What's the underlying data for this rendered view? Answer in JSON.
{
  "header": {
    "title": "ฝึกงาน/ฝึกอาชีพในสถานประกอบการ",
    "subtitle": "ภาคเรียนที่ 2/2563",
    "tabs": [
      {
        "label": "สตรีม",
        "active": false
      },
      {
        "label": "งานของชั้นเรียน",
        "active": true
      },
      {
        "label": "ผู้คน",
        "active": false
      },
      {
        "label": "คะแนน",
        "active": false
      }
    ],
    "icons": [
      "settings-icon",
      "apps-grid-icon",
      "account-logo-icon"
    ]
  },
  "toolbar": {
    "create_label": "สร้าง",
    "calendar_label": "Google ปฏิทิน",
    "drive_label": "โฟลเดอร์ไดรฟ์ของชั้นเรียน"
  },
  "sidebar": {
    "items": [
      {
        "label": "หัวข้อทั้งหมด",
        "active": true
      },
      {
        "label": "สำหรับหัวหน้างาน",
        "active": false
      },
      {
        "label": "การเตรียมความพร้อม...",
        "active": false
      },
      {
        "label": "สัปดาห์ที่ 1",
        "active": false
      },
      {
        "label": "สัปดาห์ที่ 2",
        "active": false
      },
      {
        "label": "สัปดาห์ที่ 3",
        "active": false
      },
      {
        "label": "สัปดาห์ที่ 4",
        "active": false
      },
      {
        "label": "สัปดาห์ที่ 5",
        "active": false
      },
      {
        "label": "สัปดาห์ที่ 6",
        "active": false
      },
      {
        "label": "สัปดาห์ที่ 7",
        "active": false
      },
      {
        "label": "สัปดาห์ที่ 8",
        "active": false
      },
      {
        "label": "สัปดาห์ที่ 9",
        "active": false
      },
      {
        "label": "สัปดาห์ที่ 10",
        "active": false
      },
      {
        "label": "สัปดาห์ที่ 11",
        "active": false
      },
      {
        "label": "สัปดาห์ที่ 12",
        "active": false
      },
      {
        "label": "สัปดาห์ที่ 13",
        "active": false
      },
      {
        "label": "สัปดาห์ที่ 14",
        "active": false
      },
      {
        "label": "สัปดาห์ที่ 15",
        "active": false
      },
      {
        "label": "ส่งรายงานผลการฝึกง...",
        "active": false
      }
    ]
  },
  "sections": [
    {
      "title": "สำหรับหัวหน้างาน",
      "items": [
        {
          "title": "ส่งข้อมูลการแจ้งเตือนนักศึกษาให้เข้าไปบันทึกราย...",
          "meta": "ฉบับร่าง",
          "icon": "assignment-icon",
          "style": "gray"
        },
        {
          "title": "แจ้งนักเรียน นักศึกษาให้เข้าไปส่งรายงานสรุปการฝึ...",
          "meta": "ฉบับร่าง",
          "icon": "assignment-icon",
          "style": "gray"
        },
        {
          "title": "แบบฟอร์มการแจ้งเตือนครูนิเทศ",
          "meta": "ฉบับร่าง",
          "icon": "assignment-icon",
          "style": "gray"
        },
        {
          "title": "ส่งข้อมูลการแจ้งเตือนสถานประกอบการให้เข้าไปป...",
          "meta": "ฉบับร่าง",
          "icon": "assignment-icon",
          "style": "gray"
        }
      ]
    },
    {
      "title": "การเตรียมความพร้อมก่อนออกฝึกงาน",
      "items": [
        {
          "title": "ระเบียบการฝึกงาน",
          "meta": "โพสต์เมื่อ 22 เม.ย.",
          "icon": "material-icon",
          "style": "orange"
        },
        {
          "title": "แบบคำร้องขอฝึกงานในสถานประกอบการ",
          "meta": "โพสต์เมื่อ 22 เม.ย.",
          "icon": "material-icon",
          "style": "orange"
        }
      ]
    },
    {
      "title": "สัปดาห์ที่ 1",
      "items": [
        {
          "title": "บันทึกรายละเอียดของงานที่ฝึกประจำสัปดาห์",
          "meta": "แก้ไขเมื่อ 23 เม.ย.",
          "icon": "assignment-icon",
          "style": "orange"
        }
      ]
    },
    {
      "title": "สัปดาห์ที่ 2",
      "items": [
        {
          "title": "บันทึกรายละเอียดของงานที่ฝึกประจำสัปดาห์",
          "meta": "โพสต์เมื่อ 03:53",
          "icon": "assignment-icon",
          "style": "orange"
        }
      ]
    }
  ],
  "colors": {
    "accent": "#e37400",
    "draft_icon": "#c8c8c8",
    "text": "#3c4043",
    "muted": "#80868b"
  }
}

» Aim
Repeat each record exactly, leaving nothing out.

» Solution below
What's the underlying data for this rendered view? Answer in JSON.
{
  "header": {
    "title": "ฝึกงาน/ฝึกอาชีพในสถานประกอบการ",
    "subtitle": "ภาคเรียนที่ 2/2563",
    "tabs": [
      {
        "label": "สตรีม",
        "active": false
      },
      {
        "label": "งานของชั้นเรียน",
        "active": true
      },
      {
        "label": "ผู้คน",
        "active": false
      },
      {
        "label": "คะแนน",
        "active": false
      }
    ],
    "icons": [
      "settings-icon",
      "apps-grid-icon",
      "account-logo-icon"
    ]
  },
  "toolbar": {
    "create_label": "สร้าง",
    "calendar_label": "Google ปฏิทิน",
    "drive_label": "โฟลเดอร์ไดรฟ์ของชั้นเรียน"
  },
  "sidebar": {
    "items": [
      {
        "label": "หัวข้อทั้งหมด",
        "active": true
      },
      {
        "label": "สำหรับหัวหน้างาน",
        "active": false
      },
      {
        "label": "การเตรียมความพร้อม...",
        "active": false
      },
      {
        "label": "สัปดาห์ที่ 1",
        "active": false
      },
      {
        "label": "สัปดาห์ที่ 2",
        "active": false
      },
      {
        "label": "สัปดาห์ที่ 3",
        "active": false
      },
      {
        "label": "สัปดาห์ที่ 4",
        "active": false
      },
      {
        "label": "สัปดาห์ที่ 5",
        "active": false
      },
      {
        "label": "สัปดาห์ที่ 6",
        "active": false
      },
      {
        "label": "สัปดาห์ที่ 7",
        "active": false
      },
      {
        "label": "สัปดาห์ที่ 8",
        "active": false
      },
      {
        "label": "สัปดาห์ที่ 9",
        "active": false
      },
      {
        "label": "สัปดาห์ที่ 10",
        "active": false
      },
      {
        "label": "สัปดาห์ที่ 11",
        "active": false
      },
      {
        "label": "สัปดาห์ที่ 12",
        "active": false
      },
      {
        "label": "สัปดาห์ที่ 13",
        "active": false
      },
      {
        "label": "สัปดาห์ที่ 14",
        "active": false
      },
      {
        "label": "สัปดาห์ที่ 15",
        "active": false
      },
      {
        "label": "ส่งรายงานผลการฝึกง...",
        "active": false
      }
    ]
  },
  "sections": [
    {
      "title": "สำหรับหัวหน้างาน",
      "items": [
        {
          "title": "ส่งข้อมูลการแจ้งเตือนนักศึกษาให้เข้าไปบันทึกราย...",
          "meta": "ฉบับร่าง",
          "icon": "assignment-icon",
          "style": "gray"
        },
        {
          "title": "แจ้งนักเรียน นักศึกษาให้เข้าไปส่งรายงานสรุปการฝึ...",
          "meta": "ฉบับร่าง",
          "icon": "assignment-icon",
          "style": "gray"
        },
        {
          "title": "แบบฟอร์มการแจ้งเตือนครูนิเทศ",
          "meta": "ฉบับร่าง",
          "icon": "assignment-icon",
          "style": "gray"
        },
        {
          "title": "ส่งข้อมูลการแจ้งเตือนสถานประกอบการให้เข้าไปป...",
          "meta": "ฉบับร่าง",
          "icon": "assignment-icon",
          "style": "gray"
        }
      ]
    },
    {
      "title": "การเตรียมความพร้อมก่อนออกฝึกงาน",
      "items": [
        {
          "title": "ระเบียบการฝึกงาน",
          "meta": "โพสต์เมื่อ 22 เม.ย.",
          "icon": "material-icon",
          "style": "orange"
        },
        {
          "title": "แบบคำร้องขอฝึกงานในสถานประกอบการ",
          "meta": "โพสต์เมื่อ 22 เม.ย.",
          "icon": "material-icon",
          "style": "orange"
        }
      ]
    },
    {
      "title": "สัปดาห์ที่ 1",
      "items": [
        {
          "title": "บันทึกรายละเอียดของงานที่ฝึกประจำสัปดาห์",
          "meta": "แก้ไขเมื่อ 23 เม.ย.",
          "icon": "assignment-icon",
          "style": "orange"
        }
      ]
    },
    {
      "title": "สัปดาห์ที่ 2",
      "items": [
        {
          "title": "บันทึกรายละเอียดของงานที่ฝึกประจำสัปดาห์",
          "meta": "โพสต์เมื่อ 03:53",
          "icon": "assignment-icon",
          "style": "orange"
        }
      ]
    }
  ],
  "colors": {
    "accent": "#e37400",
    "draft_icon": "#c8c8c8",
    "text": "#3c4043",
    "muted": "#80868b"
  }
}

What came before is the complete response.